Write the listing below out again exactly, dropping the images.

Structured figure records:
⁂

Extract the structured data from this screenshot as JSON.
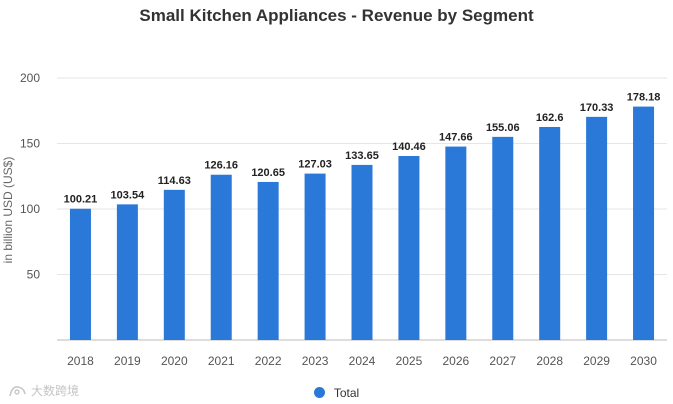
{
  "title": "Small Kitchen Appliances - Revenue by Segment",
  "legend": {
    "label": "Total"
  },
  "watermark": {
    "text": "大数跨境"
  },
  "colors": {
    "bar": "#2a79d9",
    "grid": "#e6e6e6",
    "axis": "#bbbbbb"
  },
  "chart_data": {
    "type": "bar",
    "title": "Small Kitchen Appliances - Revenue by Segment",
    "xlabel": "",
    "ylabel": "in billion USD (US$)",
    "ylim": [
      0,
      200
    ],
    "yticks": [
      50,
      100,
      150,
      200
    ],
    "grid": true,
    "legend_position": "bottom",
    "categories": [
      "2018",
      "2019",
      "2020",
      "2021",
      "2022",
      "2023",
      "2024",
      "2025",
      "2026",
      "2027",
      "2028",
      "2029",
      "2030"
    ],
    "series": [
      {
        "name": "Total",
        "values": [
          100.21,
          103.54,
          114.63,
          126.16,
          120.65,
          127.03,
          133.65,
          140.46,
          147.66,
          155.06,
          162.6,
          170.33,
          178.18
        ]
      }
    ]
  }
}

⁂

OUTPUT OF THE EXERCISE:
Extract the structured data from this screenshot as JSON.
{
  "title": "Small Kitchen Appliances - Revenue by Segment",
  "legend": {
    "label": "Total"
  },
  "watermark": {
    "text": "大数跨境"
  },
  "colors": {
    "bar": "#2a79d9",
    "grid": "#e6e6e6",
    "axis": "#bbbbbb"
  },
  "chart_data": {
    "type": "bar",
    "title": "Small Kitchen Appliances - Revenue by Segment",
    "xlabel": "",
    "ylabel": "in billion USD (US$)",
    "ylim": [
      0,
      200
    ],
    "yticks": [
      50,
      100,
      150,
      200
    ],
    "grid": true,
    "legend_position": "bottom",
    "categories": [
      "2018",
      "2019",
      "2020",
      "2021",
      "2022",
      "2023",
      "2024",
      "2025",
      "2026",
      "2027",
      "2028",
      "2029",
      "2030"
    ],
    "series": [
      {
        "name": "Total",
        "values": [
          100.21,
          103.54,
          114.63,
          126.16,
          120.65,
          127.03,
          133.65,
          140.46,
          147.66,
          155.06,
          162.6,
          170.33,
          178.18
        ]
      }
    ]
  }
}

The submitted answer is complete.